▸ **TASK BRIEF**
Copy out every record below with complete accuracy.

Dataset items

###

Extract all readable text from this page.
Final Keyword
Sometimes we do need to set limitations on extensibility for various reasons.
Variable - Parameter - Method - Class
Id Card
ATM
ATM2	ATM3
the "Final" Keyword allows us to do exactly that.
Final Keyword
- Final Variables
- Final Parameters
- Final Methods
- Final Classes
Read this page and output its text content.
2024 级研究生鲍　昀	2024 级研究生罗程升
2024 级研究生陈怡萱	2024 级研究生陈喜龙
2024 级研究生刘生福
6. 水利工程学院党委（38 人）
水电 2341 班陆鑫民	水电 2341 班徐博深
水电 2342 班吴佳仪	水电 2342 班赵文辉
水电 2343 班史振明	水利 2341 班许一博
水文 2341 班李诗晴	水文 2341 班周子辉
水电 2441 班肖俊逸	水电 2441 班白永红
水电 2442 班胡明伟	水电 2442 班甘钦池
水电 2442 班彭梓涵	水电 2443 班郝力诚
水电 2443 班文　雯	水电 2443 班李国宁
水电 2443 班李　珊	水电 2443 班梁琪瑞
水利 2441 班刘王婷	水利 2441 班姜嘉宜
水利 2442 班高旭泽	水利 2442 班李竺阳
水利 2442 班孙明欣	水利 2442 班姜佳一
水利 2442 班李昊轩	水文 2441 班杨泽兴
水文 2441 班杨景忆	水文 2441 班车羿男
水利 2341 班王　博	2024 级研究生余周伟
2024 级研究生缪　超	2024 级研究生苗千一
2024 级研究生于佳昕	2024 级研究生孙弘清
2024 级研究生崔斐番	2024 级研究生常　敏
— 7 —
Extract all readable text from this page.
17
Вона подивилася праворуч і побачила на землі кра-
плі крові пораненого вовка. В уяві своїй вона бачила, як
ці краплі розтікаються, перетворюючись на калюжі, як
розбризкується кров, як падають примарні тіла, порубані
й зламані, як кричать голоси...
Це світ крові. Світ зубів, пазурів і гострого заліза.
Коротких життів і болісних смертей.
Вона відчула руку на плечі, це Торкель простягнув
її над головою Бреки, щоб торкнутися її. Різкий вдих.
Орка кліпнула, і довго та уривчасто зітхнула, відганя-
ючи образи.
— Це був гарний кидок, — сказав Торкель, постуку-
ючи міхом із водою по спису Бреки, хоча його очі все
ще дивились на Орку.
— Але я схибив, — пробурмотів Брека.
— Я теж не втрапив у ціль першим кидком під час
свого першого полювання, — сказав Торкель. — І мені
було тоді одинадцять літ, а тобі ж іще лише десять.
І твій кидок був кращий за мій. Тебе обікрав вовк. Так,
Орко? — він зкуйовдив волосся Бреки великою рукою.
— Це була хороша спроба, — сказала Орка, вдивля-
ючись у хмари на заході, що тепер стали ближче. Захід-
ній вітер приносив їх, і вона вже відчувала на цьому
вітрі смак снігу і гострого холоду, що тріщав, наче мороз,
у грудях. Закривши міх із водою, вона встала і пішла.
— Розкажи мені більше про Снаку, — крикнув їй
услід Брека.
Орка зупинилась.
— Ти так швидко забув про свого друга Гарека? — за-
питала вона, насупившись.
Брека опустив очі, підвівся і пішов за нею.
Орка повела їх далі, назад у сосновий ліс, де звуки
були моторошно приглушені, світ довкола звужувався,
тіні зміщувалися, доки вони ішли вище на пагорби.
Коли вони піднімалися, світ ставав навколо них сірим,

###

▸ **REPLY**
Extract all readable text from this page.
Final Keyword
Sometimes we do need to set limitations on extensibility for various reasons.
Variable - Parameter - Method - Class
Id Card
ATM
ATM2	ATM3
the "Final" Keyword allows us to do exactly that.
Final Keyword
- Final Variables
- Final Parameters
- Final Methods
- Final Classes
Read this page and output its text content.
2024 级研究生鲍　昀	2024 级研究生罗程升
2024 级研究生陈怡萱	2024 级研究生陈喜龙
2024 级研究生刘生福
6. 水利工程学院党委（38 人）
水电 2341 班陆鑫民	水电 2341 班徐博深
水电 2342 班吴佳仪	水电 2342 班赵文辉
水电 2343 班史振明	水利 2341 班许一博
水文 2341 班李诗晴	水文 2341 班周子辉
水电 2441 班肖俊逸	水电 2441 班白永红
水电 2442 班胡明伟	水电 2442 班甘钦池
水电 2442 班彭梓涵	水电 2443 班郝力诚
水电 2443 班文　雯	水电 2443 班李国宁
水电 2443 班李　珊	水电 2443 班梁琪瑞
水利 2441 班刘王婷	水利 2441 班姜嘉宜
水利 2442 班高旭泽	水利 2442 班李竺阳
水利 2442 班孙明欣	水利 2442 班姜佳一
水利 2442 班李昊轩	水文 2441 班杨泽兴
水文 2441 班杨景忆	水文 2441 班车羿男
水利 2341 班王　博	2024 级研究生余周伟
2024 级研究生缪　超	2024 级研究生苗千一
2024 级研究生于佳昕	2024 级研究生孙弘清
2024 级研究生崔斐番	2024 级研究生常　敏
— 7 —
Extract all readable text from this page.
17
Вона подивилася праворуч і побачила на землі кра-
плі крові пораненого вовка. В уяві своїй вона бачила, як
ці краплі розтікаються, перетворюючись на калюжі, як
розбризкується кров, як падають примарні тіла, порубані
й зламані, як кричать голоси...
Це світ крові. Світ зубів, пазурів і гострого заліза.
Коротких життів і болісних смертей.
Вона відчула руку на плечі, це Торкель простягнув
її над головою Бреки, щоб торкнутися її. Різкий вдих.
Орка кліпнула, і довго та уривчасто зітхнула, відганя-
ючи образи.
— Це був гарний кидок, — сказав Торкель, постуку-
ючи міхом із водою по спису Бреки, хоча його очі все
ще дивились на Орку.
— Але я схибив, — пробурмотів Брека.
— Я теж не втрапив у ціль першим кидком під час
свого першого полювання, — сказав Торкель. — І мені
було тоді одинадцять літ, а тобі ж іще лише десять.
І твій кидок був кращий за мій. Тебе обікрав вовк. Так,
Орко? — він зкуйовдив волосся Бреки великою рукою.
— Це була хороша спроба, — сказала Орка, вдивля-
ючись у хмари на заході, що тепер стали ближче. Захід-
ній вітер приносив їх, і вона вже відчувала на цьому
вітрі смак снігу і гострого холоду, що тріщав, наче мороз,
у грудях. Закривши міх із водою, вона встала і пішла.
— Розкажи мені більше про Снаку, — крикнув їй
услід Брека.
Орка зупинилась.
— Ти так швидко забув про свого друга Гарека? — за-
питала вона, насупившись.
Брека опустив очі, підвівся і пішов за нею.
Орка повела їх далі, назад у сосновий ліс, де звуки
були моторошно приглушені, світ довкола звужувався,
тіні зміщувалися, доки вони ішли вище на пагорби.
Коли вони піднімалися, світ ставав навколо них сірим,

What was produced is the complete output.